§ STORED RECORDS:

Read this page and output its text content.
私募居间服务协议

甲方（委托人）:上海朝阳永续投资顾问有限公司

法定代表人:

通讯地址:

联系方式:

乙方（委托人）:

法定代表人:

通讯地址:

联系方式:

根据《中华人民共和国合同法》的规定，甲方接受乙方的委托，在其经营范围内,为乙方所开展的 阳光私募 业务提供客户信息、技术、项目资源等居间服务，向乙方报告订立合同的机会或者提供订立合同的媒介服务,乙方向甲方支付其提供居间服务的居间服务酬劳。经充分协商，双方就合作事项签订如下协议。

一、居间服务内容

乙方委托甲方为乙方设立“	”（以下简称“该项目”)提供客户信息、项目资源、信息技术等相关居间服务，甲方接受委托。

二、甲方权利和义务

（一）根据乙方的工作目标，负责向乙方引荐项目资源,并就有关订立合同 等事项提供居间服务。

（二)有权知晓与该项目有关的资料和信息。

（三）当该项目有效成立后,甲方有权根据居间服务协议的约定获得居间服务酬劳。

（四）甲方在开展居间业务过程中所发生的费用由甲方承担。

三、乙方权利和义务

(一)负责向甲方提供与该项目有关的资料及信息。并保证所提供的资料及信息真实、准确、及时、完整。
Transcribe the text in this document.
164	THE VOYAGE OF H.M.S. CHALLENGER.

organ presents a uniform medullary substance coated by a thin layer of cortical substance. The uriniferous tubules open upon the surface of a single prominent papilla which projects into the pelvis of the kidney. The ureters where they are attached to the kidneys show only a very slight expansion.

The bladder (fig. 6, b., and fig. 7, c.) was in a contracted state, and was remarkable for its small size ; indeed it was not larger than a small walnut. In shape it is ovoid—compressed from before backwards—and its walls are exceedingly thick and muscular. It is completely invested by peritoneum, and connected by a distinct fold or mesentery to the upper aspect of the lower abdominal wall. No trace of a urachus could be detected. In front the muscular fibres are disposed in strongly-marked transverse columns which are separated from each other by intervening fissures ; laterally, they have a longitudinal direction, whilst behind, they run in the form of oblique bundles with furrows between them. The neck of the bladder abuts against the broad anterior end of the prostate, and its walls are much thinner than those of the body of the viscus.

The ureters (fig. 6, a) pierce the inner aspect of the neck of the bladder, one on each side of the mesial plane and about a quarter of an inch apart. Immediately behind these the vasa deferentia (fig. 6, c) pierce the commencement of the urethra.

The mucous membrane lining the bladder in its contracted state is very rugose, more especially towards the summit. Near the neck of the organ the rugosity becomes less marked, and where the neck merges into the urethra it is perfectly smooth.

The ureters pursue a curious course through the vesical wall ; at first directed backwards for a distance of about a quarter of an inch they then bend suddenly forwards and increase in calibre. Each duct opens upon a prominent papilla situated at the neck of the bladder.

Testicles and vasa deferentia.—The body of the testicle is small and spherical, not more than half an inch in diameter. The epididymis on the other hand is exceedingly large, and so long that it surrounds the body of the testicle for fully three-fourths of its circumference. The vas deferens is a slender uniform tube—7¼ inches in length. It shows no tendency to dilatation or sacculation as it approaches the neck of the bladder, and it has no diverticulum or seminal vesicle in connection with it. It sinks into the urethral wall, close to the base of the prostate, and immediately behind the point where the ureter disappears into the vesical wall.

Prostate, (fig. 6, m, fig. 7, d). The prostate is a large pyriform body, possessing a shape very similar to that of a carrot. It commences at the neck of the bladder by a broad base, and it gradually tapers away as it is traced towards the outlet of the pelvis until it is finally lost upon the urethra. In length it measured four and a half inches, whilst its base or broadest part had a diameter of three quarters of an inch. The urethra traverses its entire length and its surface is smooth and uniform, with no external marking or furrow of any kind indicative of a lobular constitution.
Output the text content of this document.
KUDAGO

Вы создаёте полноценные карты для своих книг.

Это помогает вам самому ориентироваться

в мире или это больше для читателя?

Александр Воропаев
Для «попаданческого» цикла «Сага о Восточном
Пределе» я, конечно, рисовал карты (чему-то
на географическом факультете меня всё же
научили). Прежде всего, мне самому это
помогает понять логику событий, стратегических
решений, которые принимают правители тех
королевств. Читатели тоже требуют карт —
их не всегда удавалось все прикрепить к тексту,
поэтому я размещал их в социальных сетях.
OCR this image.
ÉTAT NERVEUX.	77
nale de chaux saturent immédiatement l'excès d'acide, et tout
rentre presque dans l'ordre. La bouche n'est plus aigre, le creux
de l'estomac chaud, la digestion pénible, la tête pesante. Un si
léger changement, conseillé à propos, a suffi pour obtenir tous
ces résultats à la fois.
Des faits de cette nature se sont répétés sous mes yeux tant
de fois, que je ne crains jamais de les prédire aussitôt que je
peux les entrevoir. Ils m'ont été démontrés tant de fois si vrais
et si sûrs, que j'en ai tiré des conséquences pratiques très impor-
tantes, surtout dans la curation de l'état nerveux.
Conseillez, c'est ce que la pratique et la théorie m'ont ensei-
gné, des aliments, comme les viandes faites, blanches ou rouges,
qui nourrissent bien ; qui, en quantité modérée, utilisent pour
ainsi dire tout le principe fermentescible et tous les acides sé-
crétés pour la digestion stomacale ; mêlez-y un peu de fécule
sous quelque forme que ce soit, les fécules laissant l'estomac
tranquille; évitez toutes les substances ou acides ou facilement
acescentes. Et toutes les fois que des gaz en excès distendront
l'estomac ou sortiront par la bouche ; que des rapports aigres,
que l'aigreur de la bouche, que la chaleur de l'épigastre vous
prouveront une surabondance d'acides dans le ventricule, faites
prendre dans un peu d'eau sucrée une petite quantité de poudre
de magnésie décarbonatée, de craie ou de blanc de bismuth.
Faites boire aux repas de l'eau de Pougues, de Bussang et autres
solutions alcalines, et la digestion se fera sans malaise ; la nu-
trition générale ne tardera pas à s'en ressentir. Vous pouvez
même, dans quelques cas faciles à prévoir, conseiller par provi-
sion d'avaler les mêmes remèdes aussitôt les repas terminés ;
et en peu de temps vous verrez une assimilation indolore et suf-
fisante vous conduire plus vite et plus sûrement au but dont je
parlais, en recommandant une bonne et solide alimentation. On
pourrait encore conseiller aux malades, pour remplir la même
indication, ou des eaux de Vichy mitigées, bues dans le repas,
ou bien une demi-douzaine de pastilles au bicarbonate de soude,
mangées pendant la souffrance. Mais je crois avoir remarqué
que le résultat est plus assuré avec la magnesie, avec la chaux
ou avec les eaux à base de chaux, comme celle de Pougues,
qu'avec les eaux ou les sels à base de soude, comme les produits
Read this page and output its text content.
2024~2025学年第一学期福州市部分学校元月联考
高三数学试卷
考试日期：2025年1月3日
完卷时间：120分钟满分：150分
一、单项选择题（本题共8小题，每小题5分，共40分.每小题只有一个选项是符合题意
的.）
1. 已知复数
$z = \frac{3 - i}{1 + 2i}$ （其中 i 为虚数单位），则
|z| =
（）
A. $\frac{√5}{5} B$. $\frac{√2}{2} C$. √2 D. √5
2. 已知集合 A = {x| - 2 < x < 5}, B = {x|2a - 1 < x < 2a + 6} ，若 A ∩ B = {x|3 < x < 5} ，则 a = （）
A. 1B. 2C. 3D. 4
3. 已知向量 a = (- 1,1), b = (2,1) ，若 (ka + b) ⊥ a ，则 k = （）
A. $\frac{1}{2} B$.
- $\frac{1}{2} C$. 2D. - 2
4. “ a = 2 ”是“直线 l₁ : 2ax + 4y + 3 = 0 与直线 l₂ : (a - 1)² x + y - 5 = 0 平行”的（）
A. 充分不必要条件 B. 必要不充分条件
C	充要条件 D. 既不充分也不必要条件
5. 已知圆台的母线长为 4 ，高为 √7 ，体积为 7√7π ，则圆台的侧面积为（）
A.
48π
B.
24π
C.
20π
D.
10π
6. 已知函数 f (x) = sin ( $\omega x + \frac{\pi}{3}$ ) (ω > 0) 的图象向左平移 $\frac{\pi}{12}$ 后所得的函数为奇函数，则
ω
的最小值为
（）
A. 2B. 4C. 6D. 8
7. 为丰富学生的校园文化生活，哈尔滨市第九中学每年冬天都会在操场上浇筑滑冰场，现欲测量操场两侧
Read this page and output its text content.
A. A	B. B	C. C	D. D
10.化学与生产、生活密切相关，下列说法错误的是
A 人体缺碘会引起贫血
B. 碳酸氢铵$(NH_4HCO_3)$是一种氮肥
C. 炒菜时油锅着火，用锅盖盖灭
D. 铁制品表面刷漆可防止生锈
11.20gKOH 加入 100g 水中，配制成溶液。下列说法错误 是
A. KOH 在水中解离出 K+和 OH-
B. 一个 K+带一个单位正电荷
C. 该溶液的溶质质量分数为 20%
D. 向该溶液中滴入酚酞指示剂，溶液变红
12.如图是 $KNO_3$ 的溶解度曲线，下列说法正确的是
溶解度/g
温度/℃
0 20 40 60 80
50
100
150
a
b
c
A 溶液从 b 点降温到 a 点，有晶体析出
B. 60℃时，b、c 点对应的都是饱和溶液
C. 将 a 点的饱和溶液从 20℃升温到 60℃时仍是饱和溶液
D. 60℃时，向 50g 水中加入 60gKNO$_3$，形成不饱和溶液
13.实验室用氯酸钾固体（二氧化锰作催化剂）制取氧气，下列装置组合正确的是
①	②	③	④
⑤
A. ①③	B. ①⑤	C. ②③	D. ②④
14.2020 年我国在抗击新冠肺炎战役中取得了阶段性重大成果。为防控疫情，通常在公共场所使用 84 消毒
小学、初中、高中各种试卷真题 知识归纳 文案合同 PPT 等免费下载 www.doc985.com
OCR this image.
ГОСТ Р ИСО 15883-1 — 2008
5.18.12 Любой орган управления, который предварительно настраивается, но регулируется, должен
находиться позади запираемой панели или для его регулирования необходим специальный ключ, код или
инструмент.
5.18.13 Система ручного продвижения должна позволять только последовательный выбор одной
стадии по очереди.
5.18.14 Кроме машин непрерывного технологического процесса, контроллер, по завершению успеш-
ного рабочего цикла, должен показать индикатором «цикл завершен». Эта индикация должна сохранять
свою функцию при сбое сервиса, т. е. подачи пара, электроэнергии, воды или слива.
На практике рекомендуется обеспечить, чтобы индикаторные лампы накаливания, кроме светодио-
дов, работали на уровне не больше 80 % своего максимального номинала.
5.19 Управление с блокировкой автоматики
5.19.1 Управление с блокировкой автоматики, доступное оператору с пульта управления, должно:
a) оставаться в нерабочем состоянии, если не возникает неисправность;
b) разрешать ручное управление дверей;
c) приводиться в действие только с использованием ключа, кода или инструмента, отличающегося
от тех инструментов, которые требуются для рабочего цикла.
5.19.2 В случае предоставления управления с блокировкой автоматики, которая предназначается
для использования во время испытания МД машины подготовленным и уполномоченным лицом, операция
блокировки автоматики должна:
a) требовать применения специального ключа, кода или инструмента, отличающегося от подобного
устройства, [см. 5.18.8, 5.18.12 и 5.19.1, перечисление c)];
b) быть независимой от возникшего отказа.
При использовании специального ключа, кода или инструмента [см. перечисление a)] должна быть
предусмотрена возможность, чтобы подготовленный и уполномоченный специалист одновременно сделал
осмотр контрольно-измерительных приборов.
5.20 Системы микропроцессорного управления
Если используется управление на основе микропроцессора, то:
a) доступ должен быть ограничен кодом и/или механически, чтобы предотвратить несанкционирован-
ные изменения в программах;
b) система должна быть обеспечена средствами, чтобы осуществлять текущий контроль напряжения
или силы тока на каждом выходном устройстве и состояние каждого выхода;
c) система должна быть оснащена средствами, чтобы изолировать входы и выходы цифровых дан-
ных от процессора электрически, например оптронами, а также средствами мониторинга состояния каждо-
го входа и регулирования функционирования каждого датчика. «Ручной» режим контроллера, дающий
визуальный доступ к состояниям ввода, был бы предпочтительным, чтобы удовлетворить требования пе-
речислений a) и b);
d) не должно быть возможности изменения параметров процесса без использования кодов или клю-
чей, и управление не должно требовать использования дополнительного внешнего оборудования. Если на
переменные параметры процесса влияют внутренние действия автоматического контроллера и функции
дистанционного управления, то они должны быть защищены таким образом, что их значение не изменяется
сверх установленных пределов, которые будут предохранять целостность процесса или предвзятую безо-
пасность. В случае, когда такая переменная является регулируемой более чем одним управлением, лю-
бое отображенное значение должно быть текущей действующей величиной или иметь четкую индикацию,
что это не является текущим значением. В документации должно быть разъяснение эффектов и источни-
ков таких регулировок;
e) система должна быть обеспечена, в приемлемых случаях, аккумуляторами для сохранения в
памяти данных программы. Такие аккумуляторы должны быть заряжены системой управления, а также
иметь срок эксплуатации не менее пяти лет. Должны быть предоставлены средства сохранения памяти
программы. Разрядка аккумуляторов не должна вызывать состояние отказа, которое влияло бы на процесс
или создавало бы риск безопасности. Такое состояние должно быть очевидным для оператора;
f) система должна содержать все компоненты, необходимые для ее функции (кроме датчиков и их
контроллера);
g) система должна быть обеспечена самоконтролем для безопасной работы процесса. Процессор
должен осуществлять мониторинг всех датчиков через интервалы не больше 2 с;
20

§ YOUR OBJECTIVE: Pick out the lines containing the word "marked" and show them.

§ FINAL RESULT:
The bladder (fig. 6, b., and fig. 7, c.) was in a contracted state, and was remarkable for its small size ; indeed it was not larger than a small walnut. In shape it is ovoid—compressed from before backwards—and its walls are exceedingly thick and muscular. It is completely invested by peritoneum, and connected by a distinct fold or mesentery to the upper aspect of the lower abdominal wall. No trace of a urachus could be detected. In front the muscular fibres are disposed in strongly-marked transverse columns which are separated from each other by intervening fissures ; laterally, they have a longitudinal direction, whilst behind, they run in the form of oblique bundles with furrows between them. The neck of the bladder abuts against the broad anterior end of the prostate, and its walls are much thinner than those of the body of the viscus.
The mucous membrane lining the bladder in its contracted state is very rugose, more especially towards the summit. Near the neck of the organ the rugosity becomes less marked, and where the neck merges into the urethra it is perfectly smooth.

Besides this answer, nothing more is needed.